**RECORDS SUPPLIED:**
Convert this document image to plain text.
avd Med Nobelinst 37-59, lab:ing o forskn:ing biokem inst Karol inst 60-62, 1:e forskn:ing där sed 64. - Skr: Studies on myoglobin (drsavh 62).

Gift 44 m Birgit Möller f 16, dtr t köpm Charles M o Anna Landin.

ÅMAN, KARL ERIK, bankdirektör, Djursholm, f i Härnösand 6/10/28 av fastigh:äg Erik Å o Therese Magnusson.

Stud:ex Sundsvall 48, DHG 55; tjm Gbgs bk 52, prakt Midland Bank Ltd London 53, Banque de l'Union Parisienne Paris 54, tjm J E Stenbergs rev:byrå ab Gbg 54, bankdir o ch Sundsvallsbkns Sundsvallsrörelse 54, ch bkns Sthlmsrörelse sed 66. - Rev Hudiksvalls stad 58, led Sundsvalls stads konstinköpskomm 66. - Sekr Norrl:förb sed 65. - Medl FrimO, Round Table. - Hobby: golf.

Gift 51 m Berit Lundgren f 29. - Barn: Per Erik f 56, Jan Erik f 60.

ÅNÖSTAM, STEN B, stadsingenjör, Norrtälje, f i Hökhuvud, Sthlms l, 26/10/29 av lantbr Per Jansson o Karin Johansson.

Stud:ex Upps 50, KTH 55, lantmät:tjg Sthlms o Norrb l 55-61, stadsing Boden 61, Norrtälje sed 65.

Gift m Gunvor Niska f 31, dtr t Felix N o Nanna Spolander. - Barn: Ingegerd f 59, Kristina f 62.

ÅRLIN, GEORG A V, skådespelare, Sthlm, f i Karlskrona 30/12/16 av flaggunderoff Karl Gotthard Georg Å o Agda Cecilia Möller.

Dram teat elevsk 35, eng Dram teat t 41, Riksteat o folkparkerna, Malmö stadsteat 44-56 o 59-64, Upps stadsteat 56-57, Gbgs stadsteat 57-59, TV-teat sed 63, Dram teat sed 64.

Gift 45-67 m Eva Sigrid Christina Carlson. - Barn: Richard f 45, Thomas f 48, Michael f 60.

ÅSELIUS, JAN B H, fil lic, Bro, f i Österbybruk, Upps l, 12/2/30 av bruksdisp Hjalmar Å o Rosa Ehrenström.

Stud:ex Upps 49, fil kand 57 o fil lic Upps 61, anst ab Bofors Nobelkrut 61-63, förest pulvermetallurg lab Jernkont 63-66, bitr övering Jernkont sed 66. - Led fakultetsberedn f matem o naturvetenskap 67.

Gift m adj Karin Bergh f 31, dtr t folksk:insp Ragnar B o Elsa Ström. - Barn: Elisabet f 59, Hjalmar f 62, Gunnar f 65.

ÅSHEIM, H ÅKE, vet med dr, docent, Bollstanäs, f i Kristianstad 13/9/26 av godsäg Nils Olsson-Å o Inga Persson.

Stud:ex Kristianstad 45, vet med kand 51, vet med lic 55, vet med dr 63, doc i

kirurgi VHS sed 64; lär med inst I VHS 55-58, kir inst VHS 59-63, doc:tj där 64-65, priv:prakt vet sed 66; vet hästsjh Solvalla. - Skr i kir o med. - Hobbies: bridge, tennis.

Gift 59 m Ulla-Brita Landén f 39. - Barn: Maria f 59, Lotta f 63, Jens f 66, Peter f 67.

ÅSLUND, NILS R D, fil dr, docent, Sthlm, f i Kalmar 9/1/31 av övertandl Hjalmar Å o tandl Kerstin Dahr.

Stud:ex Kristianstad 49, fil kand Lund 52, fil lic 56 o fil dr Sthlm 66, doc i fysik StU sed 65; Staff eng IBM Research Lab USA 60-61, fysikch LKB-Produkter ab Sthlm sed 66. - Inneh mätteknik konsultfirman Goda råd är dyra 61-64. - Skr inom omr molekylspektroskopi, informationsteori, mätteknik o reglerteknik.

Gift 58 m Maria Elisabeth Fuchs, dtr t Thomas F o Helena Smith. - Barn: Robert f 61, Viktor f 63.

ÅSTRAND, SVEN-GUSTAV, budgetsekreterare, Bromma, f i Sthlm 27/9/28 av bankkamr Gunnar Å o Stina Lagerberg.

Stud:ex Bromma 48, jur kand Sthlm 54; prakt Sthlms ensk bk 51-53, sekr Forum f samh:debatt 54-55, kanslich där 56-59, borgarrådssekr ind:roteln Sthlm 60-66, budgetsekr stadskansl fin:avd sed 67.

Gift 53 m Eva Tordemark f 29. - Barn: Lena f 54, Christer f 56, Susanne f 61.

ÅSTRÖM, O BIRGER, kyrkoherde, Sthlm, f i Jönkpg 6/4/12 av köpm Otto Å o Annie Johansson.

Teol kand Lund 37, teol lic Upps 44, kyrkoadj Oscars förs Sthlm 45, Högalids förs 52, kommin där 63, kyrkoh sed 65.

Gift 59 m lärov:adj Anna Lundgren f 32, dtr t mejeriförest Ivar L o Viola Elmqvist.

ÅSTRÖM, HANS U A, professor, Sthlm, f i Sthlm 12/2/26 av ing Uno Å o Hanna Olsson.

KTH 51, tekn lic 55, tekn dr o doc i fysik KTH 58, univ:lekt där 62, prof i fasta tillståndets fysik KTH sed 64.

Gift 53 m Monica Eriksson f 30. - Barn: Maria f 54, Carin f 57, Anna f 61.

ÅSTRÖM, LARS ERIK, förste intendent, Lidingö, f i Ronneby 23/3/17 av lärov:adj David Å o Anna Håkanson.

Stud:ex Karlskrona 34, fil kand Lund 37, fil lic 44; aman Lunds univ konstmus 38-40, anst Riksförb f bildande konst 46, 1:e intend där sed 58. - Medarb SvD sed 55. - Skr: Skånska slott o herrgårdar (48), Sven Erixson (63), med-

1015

**STATED PROBLEM:**
Please set down all the data word for word.

**TASK RESPONSE:**
Convert this document image to plain text.
avd Med Nobelinst 37-59, lab:ing o forskn:ing biokem inst Karol inst 60-62, 1:e forskn:ing där sed 64. - Skr: Studies on myoglobin (drsavh 62).

Gift 44 m Birgit Möller f 16, dtr t köpm Charles M o Anna Landin.

ÅMAN, KARL ERIK, bankdirektör, Djursholm, f i Härnösand 6/10/28 av fastigh:äg Erik Å o Therese Magnusson.

Stud:ex Sundsvall 48, DHG 55; tjm Gbgs bk 52, prakt Midland Bank Ltd London 53, Banque de l'Union Parisienne Paris 54, tjm J E Stenbergs rev:byrå ab Gbg 54, bankdir o ch Sundsvallsbkns Sundsvallsrörelse 54, ch bkns Sthlmsrörelse sed 66. - Rev Hudiksvalls stad 58, led Sundsvalls stads konstinköpskomm 66. - Sekr Norrl:förb sed 65. - Medl FrimO, Round Table. - Hobby: golf.

Gift 51 m Berit Lundgren f 29. - Barn: Per Erik f 56, Jan Erik f 60.

ÅNÖSTAM, STEN B, stadsingenjör, Norrtälje, f i Hökhuvud, Sthlms l, 26/10/29 av lantbr Per Jansson o Karin Johansson.

Stud:ex Upps 50, KTH 55, lantmät:tjg Sthlms o Norrb l 55-61, stadsing Boden 61, Norrtälje sed 65.

Gift m Gunvor Niska f 31, dtr t Felix N o Nanna Spolander. - Barn: Ingegerd f 59, Kristina f 62.

ÅRLIN, GEORG A V, skådespelare, Sthlm, f i Karlskrona 30/12/16 av flaggunderoff Karl Gotthard Georg Å o Agda Cecilia Möller.

Dram teat elevsk 35, eng Dram teat t 41, Riksteat o folkparkerna, Malmö stadsteat 44-56 o 59-64, Upps stadsteat 56-57, Gbgs stadsteat 57-59, TV-teat sed 63, Dram teat sed 64.

Gift 45-67 m Eva Sigrid Christina Carlson. - Barn: Richard f 45, Thomas f 48, Michael f 60.

ÅSELIUS, JAN B H, fil lic, Bro, f i Österbybruk, Upps l, 12/2/30 av bruksdisp Hjalmar Å o Rosa Ehrenström.

Stud:ex Upps 49, fil kand 57 o fil lic Upps 61, anst ab Bofors Nobelkrut 61-63, förest pulvermetallurg lab Jernkont 63-66, bitr övering Jernkont sed 66. - Led fakultetsberedn f matem o naturvetenskap 67.

Gift m adj Karin Bergh f 31, dtr t folksk:insp Ragnar B o Elsa Ström. - Barn: Elisabet f 59, Hjalmar f 62, Gunnar f 65.

ÅSHEIM, H ÅKE, vet med dr, docent, Bollstanäs, f i Kristianstad 13/9/26 av godsäg Nils Olsson-Å o Inga Persson.

Stud:ex Kristianstad 45, vet med kand 51, vet med lic 55, vet med dr 63, doc i

kirurgi VHS sed 64; lär med inst I VHS 55-58, kir inst VHS 59-63, doc:tj där 64-65, priv:prakt vet sed 66; vet hästsjh Solvalla. - Skr i kir o med. - Hobbies: bridge, tennis.

Gift 59 m Ulla-Brita Landén f 39. - Barn: Maria f 59, Lotta f 63, Jens f 66, Peter f 67.

ÅSLUND, NILS R D, fil dr, docent, Sthlm, f i Kalmar 9/1/31 av övertandl Hjalmar Å o tandl Kerstin Dahr.

Stud:ex Kristianstad 49, fil kand Lund 52, fil lic 56 o fil dr Sthlm 66, doc i fysik StU sed 65; Staff eng IBM Research Lab USA 60-61, fysikch LKB-Produkter ab Sthlm sed 66. - Inneh mätteknik konsultfirman Goda råd är dyra 61-64. - Skr inom omr molekylspektroskopi, informationsteori, mätteknik o reglerteknik.

Gift 58 m Maria Elisabeth Fuchs, dtr t Thomas F o Helena Smith. - Barn: Robert f 61, Viktor f 63.

ÅSTRAND, SVEN-GUSTAV, budgetsekreterare, Bromma, f i Sthlm 27/9/28 av bankkamr Gunnar Å o Stina Lagerberg.

Stud:ex Bromma 48, jur kand Sthlm 54; prakt Sthlms ensk bk 51-53, sekr Forum f samh:debatt 54-55, kanslich där 56-59, borgarrådssekr ind:roteln Sthlm 60-66, budgetsekr stadskansl fin:avd sed 67.

Gift 53 m Eva Tordemark f 29. - Barn: Lena f 54, Christer f 56, Susanne f 61.

ÅSTRÖM, O BIRGER, kyrkoherde, Sthlm, f i Jönkpg 6/4/12 av köpm Otto Å o Annie Johansson.

Teol kand Lund 37, teol lic Upps 44, kyrkoadj Oscars förs Sthlm 45, Högalids förs 52, kommin där 63, kyrkoh sed 65.

Gift 59 m lärov:adj Anna Lundgren f 32, dtr t mejeriförest Ivar L o Viola Elmqvist.

ÅSTRÖM, HANS U A, professor, Sthlm, f i Sthlm 12/2/26 av ing Uno Å o Hanna Olsson.

KTH 51, tekn lic 55, tekn dr o doc i fysik KTH 58, univ:lekt där 62, prof i fasta tillståndets fysik KTH sed 64.

Gift 53 m Monica Eriksson f 30. - Barn: Maria f 54, Carin f 57, Anna f 61.

ÅSTRÖM, LARS ERIK, förste intendent, Lidingö, f i Ronneby 23/3/17 av lärov:adj David Å o Anna Håkanson.

Stud:ex Karlskrona 34, fil kand Lund 37, fil lic 44; aman Lunds univ konstmus 38-40, anst Riksförb f bildande konst 46, 1:e intend där sed 58. - Medarb SvD sed 55. - Skr: Skånska slott o herrgårdar (48), Sven Erixson (63), med-

1015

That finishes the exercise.